Dataset records:
## START
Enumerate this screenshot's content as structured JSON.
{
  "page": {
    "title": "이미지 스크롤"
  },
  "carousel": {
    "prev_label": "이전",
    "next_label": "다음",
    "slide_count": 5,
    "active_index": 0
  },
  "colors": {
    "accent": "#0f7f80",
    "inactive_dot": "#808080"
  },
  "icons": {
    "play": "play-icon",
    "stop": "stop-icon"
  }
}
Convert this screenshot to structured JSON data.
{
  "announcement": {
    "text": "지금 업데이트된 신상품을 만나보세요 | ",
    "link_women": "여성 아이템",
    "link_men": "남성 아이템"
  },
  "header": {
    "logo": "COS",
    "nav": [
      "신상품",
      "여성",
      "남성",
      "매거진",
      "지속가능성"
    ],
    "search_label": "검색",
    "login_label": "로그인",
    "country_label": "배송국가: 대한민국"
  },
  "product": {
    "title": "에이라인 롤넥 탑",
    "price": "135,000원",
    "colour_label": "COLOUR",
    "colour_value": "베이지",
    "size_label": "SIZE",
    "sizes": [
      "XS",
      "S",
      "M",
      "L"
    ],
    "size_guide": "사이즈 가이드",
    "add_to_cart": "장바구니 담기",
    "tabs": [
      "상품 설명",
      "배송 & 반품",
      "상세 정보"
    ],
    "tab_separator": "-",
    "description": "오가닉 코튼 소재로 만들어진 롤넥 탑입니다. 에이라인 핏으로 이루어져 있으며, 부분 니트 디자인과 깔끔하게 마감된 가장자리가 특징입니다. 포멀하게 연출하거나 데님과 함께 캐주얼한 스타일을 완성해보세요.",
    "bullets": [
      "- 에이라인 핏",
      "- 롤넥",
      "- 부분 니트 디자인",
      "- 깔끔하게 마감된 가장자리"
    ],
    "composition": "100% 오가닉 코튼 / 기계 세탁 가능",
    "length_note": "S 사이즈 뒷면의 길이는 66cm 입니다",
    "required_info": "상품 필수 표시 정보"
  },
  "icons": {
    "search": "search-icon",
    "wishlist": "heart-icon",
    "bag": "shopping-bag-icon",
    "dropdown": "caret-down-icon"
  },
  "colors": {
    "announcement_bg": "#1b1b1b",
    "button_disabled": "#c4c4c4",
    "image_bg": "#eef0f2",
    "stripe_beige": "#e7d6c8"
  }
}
## END
## START
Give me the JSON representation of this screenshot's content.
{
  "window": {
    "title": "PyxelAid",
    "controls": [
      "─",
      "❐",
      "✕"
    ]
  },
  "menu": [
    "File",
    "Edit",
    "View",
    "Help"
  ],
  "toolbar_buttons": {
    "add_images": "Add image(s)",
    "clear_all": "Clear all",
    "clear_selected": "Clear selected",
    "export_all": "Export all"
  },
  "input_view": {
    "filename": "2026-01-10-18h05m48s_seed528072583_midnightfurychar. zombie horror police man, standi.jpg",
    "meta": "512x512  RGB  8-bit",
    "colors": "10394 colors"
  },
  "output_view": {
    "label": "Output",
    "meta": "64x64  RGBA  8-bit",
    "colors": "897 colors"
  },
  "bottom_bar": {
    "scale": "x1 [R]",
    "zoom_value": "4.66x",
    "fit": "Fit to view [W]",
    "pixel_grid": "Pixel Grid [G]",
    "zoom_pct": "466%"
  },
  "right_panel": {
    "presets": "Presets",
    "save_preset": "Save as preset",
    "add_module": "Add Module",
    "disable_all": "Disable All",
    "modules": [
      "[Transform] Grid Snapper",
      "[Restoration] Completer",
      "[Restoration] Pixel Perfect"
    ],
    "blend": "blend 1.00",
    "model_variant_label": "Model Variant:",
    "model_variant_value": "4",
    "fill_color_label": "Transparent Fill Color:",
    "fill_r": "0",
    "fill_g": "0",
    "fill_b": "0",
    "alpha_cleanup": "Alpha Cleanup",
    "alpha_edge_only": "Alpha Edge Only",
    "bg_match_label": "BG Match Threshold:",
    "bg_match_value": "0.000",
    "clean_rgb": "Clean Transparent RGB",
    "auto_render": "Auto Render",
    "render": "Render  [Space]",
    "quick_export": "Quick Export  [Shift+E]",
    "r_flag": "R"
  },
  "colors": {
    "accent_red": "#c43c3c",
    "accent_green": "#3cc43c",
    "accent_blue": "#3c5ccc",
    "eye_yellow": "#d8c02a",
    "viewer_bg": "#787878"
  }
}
## END
## START
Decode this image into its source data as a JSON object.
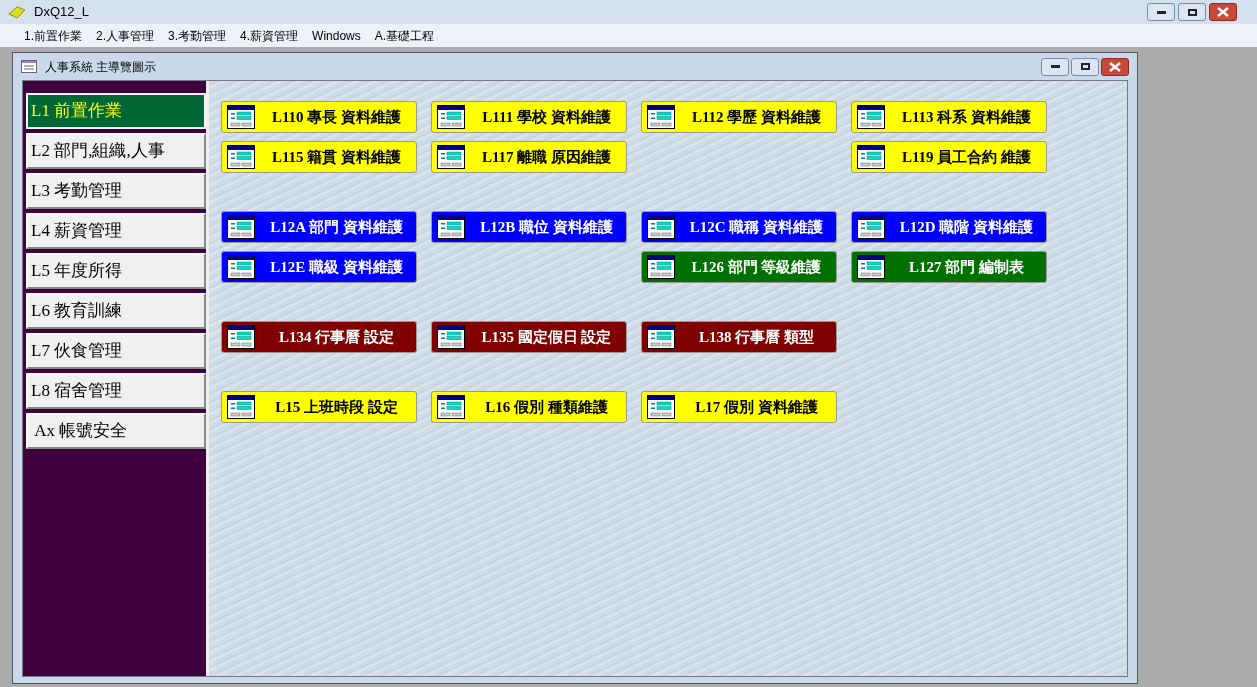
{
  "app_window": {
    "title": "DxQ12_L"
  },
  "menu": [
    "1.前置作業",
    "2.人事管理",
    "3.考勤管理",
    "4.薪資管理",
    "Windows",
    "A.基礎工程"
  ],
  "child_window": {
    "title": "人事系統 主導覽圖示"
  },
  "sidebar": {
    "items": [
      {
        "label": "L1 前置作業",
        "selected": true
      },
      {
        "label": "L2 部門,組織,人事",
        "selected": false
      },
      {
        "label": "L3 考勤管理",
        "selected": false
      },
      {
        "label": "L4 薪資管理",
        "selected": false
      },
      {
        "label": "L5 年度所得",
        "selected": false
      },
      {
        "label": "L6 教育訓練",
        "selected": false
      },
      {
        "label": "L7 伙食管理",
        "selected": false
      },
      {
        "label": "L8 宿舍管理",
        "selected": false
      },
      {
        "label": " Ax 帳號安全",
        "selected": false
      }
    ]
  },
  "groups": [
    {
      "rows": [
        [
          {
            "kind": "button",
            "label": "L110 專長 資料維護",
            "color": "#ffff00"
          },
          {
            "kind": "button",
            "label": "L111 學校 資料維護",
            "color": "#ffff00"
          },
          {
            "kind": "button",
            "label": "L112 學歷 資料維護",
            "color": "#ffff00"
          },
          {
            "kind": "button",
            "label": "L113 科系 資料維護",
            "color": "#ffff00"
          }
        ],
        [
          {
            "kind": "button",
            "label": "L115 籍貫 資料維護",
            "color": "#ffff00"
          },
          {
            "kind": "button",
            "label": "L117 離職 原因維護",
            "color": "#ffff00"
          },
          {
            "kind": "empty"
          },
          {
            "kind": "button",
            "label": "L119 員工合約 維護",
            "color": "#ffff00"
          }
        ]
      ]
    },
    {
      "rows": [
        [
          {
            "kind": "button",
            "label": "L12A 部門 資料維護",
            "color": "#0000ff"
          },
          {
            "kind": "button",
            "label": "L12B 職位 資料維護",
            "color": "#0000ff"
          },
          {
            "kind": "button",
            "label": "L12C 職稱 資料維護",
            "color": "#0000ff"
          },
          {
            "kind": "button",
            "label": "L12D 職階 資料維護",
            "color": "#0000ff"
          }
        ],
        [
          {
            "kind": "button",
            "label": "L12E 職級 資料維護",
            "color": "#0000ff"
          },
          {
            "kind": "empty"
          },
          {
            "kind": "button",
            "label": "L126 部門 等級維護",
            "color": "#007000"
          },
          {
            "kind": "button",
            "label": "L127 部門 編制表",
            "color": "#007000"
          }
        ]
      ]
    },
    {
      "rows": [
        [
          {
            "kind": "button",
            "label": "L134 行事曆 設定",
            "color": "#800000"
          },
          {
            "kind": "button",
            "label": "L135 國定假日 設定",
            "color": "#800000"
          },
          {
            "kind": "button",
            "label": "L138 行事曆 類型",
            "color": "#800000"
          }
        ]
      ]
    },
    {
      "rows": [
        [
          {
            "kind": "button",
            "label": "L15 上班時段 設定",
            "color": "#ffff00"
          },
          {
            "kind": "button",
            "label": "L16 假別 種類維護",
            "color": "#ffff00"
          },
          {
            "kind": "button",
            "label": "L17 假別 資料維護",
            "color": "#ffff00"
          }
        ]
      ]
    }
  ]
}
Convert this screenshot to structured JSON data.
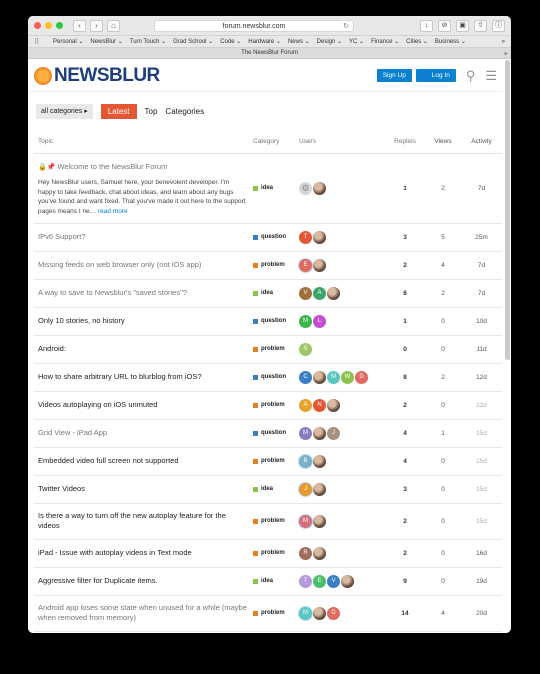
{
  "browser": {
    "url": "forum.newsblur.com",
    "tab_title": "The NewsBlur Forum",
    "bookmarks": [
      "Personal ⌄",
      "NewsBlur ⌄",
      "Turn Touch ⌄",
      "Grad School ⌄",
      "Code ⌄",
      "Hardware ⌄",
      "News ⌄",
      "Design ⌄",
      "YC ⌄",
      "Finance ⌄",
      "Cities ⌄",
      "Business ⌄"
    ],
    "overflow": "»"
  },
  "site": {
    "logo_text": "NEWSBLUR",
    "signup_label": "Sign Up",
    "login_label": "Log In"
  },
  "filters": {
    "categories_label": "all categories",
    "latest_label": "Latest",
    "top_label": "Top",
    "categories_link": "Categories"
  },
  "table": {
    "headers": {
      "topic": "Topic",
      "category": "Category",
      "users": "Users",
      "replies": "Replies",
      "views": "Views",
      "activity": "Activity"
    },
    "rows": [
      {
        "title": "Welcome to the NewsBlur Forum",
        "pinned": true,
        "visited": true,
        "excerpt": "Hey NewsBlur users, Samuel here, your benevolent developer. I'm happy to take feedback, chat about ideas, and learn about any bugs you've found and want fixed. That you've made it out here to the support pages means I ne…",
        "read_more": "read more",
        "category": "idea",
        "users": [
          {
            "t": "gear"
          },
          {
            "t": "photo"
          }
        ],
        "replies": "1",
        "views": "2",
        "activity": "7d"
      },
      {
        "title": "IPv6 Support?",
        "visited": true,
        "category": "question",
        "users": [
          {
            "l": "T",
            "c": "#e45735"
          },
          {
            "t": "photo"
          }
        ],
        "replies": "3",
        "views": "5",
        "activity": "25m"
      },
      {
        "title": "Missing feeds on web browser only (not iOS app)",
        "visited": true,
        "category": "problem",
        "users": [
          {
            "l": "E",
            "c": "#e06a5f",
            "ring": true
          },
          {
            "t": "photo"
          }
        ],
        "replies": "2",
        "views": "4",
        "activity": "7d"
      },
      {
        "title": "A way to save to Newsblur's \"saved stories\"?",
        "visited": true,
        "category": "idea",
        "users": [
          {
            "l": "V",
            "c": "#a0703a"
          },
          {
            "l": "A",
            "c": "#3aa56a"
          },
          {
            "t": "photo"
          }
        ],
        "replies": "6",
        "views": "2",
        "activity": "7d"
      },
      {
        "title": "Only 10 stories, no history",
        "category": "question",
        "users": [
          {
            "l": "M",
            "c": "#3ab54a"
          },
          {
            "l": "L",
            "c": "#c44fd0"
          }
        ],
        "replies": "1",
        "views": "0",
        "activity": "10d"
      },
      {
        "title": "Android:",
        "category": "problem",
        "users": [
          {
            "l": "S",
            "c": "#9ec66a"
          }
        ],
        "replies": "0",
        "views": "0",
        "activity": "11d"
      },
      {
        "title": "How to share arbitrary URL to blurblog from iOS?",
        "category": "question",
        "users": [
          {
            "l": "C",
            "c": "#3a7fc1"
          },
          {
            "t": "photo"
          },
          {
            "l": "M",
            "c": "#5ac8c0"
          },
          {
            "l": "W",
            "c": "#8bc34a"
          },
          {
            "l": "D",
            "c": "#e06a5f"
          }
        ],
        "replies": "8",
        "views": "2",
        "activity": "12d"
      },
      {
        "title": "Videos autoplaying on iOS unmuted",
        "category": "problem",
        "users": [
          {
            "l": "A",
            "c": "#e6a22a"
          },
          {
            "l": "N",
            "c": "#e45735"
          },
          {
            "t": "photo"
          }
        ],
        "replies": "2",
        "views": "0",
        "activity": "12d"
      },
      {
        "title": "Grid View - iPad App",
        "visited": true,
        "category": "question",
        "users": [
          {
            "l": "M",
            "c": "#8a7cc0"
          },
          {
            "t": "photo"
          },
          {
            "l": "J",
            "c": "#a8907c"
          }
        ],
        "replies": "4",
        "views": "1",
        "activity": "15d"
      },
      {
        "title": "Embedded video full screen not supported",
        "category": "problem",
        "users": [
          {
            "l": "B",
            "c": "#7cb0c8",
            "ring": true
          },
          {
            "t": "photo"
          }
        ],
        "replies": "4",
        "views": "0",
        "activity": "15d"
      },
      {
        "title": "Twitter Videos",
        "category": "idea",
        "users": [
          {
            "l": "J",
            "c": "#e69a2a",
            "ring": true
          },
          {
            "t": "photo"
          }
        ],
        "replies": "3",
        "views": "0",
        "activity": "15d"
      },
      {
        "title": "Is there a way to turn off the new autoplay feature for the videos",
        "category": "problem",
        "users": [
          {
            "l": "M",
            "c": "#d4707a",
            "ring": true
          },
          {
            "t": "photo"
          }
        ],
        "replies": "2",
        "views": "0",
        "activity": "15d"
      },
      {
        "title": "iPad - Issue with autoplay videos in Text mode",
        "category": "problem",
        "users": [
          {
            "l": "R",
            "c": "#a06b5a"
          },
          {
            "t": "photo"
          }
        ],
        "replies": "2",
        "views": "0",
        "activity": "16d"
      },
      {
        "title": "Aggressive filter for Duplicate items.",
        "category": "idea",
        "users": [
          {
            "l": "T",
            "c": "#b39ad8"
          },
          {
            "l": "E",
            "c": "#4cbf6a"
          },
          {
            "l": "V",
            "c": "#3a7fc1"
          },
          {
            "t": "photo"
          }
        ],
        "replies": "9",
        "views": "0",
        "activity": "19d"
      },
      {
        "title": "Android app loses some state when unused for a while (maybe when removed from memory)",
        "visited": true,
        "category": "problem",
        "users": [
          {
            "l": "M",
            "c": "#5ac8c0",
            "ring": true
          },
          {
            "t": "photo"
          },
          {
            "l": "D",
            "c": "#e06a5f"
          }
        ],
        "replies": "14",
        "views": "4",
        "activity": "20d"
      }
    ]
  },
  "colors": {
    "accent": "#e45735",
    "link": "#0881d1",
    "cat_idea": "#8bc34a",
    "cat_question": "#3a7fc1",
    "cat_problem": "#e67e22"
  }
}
## END
Pick out all lines from the data above in which the word "Restoration" appears.

» Solved problem:
      "[Restoration] Completer",
      "[Restoration] Pixel Perfect"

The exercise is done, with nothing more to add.